* BEGIN *
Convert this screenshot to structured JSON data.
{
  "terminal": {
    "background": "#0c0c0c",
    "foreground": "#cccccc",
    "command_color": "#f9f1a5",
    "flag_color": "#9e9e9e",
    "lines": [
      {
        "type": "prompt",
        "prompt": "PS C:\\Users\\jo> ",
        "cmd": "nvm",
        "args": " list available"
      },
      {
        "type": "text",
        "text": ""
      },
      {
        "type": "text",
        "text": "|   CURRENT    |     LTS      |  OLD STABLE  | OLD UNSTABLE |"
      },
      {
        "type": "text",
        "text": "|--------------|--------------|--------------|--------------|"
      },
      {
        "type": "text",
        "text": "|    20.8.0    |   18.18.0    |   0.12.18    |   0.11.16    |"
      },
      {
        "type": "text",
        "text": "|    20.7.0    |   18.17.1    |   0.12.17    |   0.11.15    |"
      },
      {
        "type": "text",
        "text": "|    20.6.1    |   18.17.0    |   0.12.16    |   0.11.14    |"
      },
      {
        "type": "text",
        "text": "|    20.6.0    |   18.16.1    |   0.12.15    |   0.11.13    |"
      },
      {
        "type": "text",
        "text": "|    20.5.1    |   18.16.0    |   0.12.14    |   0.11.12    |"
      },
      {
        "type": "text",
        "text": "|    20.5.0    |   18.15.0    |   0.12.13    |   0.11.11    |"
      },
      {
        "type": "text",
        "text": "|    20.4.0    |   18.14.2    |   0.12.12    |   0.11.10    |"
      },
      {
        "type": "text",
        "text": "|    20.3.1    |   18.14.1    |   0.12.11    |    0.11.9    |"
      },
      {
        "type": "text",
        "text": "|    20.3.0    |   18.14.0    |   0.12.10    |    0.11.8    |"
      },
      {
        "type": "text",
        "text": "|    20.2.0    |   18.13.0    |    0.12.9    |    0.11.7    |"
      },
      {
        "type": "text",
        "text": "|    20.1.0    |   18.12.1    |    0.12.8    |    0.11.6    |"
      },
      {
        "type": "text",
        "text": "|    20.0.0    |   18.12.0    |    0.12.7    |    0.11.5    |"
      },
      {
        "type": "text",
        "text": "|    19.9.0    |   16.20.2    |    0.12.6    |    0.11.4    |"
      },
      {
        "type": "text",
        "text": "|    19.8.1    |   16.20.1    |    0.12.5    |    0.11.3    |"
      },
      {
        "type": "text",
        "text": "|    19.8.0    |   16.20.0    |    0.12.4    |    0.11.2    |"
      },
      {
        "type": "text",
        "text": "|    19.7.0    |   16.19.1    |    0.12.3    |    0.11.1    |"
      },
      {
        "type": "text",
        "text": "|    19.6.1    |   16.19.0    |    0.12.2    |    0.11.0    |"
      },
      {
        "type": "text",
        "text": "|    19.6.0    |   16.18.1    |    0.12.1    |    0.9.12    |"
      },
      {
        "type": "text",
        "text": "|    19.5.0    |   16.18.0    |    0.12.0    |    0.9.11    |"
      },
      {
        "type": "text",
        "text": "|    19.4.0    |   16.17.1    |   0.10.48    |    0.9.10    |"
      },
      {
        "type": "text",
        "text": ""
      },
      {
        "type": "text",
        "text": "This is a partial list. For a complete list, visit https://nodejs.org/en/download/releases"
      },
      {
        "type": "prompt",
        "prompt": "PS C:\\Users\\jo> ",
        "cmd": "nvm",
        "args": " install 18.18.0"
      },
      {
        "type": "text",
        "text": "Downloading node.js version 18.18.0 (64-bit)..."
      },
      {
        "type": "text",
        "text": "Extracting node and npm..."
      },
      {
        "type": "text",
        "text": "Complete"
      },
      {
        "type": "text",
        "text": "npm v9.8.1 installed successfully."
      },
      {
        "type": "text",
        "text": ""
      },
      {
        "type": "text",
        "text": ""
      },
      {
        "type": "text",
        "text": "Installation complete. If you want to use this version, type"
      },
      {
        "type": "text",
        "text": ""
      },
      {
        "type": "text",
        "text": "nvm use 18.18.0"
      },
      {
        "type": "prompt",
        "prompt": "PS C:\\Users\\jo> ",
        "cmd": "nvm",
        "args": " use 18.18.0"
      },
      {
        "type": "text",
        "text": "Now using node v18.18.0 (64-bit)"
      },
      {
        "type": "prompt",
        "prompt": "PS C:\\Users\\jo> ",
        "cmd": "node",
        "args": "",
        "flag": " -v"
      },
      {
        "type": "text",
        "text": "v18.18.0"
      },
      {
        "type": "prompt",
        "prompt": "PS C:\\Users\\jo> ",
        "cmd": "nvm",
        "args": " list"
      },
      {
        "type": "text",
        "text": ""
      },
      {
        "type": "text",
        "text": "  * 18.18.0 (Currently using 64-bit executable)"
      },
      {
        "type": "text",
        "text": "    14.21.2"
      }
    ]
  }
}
* END *
◆ PROBLEM DESCRIPTION
For each line of the listing that holds the word "version", show that line.

◆ WRITTEN RESPONSE
        "text": "Downloading node.js version 18.18.0 (64-bit)..."
        "text": "Installation complete. If you want to use this version, type"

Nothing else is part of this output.